● Objective
Check each line for the string "select" and give only the count of lines that have it.

(Raw records)

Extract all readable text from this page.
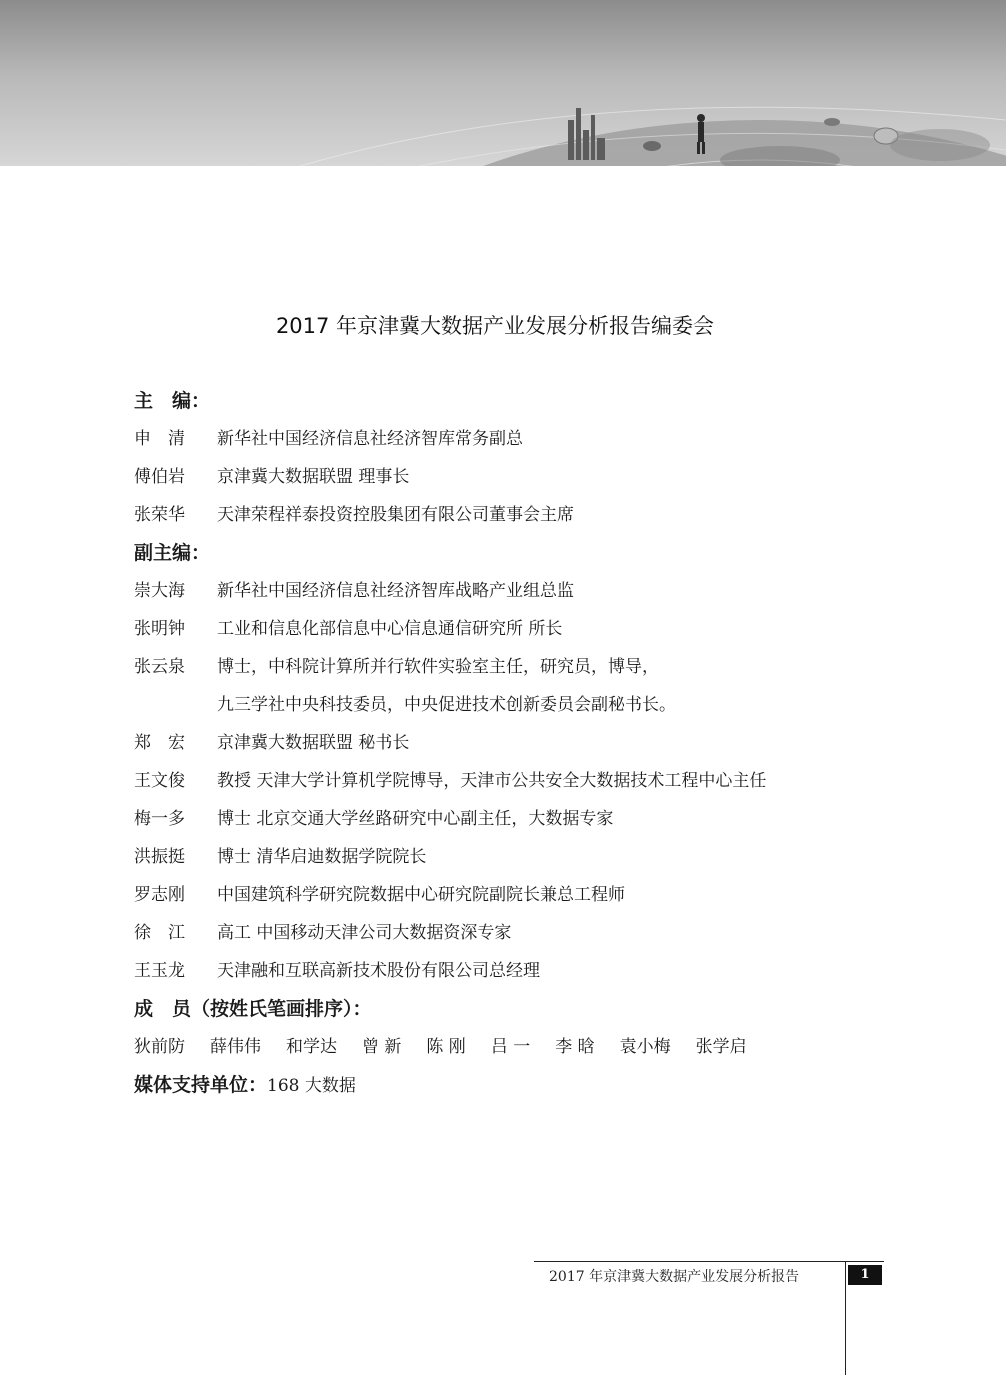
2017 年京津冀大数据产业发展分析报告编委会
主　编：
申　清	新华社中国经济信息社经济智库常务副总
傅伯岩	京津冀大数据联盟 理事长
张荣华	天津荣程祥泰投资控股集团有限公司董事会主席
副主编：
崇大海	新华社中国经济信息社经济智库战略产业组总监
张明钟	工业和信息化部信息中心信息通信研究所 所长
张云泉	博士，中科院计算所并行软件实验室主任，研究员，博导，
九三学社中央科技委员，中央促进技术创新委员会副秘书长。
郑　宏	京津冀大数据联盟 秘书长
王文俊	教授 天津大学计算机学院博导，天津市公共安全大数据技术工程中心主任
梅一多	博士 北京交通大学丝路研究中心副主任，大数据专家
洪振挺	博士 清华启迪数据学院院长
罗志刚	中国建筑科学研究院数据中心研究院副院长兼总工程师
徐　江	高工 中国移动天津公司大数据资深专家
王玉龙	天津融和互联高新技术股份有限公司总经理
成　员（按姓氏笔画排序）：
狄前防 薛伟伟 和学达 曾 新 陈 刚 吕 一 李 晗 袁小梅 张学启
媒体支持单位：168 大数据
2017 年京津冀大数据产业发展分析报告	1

...

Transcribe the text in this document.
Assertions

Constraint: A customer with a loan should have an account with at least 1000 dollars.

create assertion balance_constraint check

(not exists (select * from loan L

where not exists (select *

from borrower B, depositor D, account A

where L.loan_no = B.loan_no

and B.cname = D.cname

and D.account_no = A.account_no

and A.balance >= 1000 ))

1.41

● Final result
2